===== RECORDS FOR THIS TASK

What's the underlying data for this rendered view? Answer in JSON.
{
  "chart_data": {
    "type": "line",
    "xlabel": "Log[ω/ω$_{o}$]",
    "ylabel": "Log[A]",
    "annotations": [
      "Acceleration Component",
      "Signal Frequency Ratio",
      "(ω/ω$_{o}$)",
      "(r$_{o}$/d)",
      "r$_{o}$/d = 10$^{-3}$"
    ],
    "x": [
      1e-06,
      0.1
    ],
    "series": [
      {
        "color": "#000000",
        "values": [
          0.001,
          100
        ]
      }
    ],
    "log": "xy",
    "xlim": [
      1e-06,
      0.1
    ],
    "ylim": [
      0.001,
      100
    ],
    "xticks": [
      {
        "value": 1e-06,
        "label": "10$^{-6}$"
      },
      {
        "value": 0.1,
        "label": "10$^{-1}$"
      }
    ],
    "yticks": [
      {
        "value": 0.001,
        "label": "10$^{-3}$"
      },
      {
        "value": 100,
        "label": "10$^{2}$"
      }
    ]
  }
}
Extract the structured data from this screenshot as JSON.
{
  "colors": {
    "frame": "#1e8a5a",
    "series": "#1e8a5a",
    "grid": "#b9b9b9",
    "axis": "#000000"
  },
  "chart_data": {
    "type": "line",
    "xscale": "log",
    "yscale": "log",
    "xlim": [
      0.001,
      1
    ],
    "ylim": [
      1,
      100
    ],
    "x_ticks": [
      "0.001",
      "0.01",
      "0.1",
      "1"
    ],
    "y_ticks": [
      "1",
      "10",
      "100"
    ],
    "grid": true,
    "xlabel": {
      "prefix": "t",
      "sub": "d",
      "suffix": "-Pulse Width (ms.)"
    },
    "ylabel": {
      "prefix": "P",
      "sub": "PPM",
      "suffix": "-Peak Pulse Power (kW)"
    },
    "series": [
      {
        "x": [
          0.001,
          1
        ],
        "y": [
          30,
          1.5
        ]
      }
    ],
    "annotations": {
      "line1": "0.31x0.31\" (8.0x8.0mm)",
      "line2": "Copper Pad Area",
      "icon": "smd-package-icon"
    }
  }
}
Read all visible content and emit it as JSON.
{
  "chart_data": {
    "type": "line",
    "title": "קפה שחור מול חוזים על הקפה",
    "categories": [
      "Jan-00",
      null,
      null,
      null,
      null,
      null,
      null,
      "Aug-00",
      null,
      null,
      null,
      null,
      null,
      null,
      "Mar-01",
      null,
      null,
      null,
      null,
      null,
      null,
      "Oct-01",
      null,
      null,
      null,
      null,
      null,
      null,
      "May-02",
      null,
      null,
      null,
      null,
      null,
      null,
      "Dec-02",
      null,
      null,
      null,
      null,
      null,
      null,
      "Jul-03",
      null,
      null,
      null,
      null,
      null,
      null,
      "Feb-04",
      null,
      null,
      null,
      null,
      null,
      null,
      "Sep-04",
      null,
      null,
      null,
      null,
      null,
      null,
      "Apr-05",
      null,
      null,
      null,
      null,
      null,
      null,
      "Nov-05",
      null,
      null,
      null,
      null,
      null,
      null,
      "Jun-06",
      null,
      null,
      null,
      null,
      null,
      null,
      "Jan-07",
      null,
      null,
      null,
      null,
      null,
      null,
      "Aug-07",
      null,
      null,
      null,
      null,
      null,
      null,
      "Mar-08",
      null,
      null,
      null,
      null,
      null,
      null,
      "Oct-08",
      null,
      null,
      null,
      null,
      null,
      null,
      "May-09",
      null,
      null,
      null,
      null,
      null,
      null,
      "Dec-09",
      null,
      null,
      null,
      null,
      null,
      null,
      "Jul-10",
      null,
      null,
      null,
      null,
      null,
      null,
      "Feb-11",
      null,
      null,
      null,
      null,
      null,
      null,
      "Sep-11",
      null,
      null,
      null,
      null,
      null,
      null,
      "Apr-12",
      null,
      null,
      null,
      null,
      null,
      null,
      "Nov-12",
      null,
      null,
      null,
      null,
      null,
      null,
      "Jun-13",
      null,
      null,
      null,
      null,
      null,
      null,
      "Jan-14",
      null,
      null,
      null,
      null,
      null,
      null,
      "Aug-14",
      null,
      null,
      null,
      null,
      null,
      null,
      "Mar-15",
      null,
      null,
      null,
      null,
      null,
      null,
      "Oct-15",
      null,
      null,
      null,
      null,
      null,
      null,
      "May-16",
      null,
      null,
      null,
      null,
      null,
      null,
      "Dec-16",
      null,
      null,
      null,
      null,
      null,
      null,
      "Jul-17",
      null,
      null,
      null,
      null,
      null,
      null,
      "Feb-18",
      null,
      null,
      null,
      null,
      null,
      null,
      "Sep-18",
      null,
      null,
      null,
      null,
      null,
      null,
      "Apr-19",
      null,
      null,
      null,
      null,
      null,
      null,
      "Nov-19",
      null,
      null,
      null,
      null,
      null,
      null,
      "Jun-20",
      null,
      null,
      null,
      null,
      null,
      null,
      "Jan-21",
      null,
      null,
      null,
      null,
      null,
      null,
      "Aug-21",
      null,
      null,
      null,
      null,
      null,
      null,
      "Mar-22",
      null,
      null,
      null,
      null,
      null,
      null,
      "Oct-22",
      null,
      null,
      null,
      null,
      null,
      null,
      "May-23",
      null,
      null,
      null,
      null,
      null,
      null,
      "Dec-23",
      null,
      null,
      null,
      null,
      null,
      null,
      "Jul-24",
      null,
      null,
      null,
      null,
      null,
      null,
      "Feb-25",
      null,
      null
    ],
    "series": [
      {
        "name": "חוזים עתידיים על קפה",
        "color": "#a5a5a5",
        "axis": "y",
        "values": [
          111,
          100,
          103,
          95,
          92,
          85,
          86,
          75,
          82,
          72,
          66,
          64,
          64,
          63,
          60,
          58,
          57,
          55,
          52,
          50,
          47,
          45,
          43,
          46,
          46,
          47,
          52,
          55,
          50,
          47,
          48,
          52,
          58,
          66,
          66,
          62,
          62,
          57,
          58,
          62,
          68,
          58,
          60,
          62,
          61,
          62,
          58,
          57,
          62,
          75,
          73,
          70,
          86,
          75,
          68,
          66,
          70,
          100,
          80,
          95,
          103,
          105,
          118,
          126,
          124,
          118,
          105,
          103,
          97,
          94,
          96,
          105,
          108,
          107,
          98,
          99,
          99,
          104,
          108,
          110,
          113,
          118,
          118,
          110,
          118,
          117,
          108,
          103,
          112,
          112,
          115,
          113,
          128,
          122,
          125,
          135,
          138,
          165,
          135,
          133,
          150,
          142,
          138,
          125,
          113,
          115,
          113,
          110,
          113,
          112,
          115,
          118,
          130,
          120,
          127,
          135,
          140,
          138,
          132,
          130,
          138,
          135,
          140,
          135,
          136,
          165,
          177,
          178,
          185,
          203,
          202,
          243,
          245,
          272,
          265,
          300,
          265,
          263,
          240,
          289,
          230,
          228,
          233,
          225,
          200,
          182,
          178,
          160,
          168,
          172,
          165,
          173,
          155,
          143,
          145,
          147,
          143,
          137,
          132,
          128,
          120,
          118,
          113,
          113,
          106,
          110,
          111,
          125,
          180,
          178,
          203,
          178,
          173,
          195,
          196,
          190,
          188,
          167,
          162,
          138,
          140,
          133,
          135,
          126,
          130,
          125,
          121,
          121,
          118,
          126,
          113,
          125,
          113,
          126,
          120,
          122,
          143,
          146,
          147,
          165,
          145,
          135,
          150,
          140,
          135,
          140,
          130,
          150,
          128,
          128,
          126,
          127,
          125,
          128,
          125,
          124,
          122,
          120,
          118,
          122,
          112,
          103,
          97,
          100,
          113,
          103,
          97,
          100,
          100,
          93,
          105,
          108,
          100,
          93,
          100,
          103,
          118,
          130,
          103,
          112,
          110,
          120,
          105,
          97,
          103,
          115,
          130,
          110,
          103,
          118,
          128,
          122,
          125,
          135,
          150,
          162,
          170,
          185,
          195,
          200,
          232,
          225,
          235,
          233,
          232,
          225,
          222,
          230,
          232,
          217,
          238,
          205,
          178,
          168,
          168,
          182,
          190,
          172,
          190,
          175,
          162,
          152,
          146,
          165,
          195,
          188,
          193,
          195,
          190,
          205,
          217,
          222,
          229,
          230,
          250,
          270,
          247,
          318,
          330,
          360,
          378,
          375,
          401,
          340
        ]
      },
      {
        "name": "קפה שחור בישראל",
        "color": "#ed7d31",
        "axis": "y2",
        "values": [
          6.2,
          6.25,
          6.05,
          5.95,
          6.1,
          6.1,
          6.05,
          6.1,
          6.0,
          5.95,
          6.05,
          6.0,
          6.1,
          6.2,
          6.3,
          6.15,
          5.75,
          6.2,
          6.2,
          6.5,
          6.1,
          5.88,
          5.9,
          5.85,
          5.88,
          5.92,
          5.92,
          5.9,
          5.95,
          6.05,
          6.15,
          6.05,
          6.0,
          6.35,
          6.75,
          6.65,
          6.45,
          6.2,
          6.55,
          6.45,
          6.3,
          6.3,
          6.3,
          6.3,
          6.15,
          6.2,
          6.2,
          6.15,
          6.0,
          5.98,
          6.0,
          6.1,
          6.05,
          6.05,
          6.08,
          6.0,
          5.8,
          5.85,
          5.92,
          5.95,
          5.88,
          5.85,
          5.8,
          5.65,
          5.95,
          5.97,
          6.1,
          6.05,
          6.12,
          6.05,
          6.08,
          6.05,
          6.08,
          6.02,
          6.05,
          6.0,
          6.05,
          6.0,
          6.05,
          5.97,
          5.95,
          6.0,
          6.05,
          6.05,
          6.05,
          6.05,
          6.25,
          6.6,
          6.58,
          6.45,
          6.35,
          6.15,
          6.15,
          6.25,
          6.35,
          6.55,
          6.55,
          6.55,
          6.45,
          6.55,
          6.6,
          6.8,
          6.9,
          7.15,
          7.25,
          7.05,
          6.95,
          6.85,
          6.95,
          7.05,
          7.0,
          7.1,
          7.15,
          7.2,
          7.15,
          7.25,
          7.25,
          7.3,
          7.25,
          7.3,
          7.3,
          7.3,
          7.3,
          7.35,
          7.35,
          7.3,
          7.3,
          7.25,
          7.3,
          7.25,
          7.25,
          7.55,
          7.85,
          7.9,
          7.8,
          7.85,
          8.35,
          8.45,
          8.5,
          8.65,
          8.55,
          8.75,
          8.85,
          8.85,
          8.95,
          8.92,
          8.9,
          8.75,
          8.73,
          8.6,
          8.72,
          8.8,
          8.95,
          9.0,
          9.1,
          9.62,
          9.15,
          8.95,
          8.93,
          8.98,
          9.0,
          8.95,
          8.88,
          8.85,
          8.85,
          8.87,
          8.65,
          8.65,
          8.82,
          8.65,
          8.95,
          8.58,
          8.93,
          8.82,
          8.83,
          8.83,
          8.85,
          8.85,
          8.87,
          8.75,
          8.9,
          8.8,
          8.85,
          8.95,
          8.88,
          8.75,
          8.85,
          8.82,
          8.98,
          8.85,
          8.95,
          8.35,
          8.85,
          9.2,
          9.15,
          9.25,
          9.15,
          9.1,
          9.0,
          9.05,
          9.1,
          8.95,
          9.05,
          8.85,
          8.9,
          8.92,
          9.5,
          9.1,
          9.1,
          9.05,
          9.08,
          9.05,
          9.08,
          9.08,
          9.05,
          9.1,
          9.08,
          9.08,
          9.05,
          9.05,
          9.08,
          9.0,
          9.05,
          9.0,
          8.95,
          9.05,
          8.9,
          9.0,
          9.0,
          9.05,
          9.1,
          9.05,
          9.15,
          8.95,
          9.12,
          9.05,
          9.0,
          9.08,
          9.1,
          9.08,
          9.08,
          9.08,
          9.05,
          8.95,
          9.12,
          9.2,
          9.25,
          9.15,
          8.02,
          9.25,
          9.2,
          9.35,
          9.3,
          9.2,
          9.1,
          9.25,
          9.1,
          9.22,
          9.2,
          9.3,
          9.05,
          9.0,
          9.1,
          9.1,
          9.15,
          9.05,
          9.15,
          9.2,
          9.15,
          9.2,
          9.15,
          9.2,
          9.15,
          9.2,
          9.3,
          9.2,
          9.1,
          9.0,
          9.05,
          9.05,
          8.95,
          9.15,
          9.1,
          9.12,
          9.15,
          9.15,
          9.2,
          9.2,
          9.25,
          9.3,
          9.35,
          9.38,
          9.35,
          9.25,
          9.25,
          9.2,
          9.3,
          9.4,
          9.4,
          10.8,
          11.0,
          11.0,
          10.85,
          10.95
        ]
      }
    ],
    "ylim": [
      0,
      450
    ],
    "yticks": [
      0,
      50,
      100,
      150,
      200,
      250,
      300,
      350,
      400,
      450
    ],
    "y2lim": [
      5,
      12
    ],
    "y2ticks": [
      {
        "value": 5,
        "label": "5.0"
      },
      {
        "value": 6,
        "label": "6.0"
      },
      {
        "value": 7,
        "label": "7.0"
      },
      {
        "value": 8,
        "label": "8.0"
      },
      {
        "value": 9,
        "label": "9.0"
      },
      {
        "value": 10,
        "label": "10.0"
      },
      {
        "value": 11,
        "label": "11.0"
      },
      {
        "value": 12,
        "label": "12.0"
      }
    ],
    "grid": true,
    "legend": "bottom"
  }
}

==========

▶ [YOUR TASK]:
Go through the entries above and copy every line containing "Pulse".

▶ [WRITTEN ANSWER]:
      "suffix": "-Pulse Width (ms.)"
      "suffix": "-Peak Pulse Power (kW)"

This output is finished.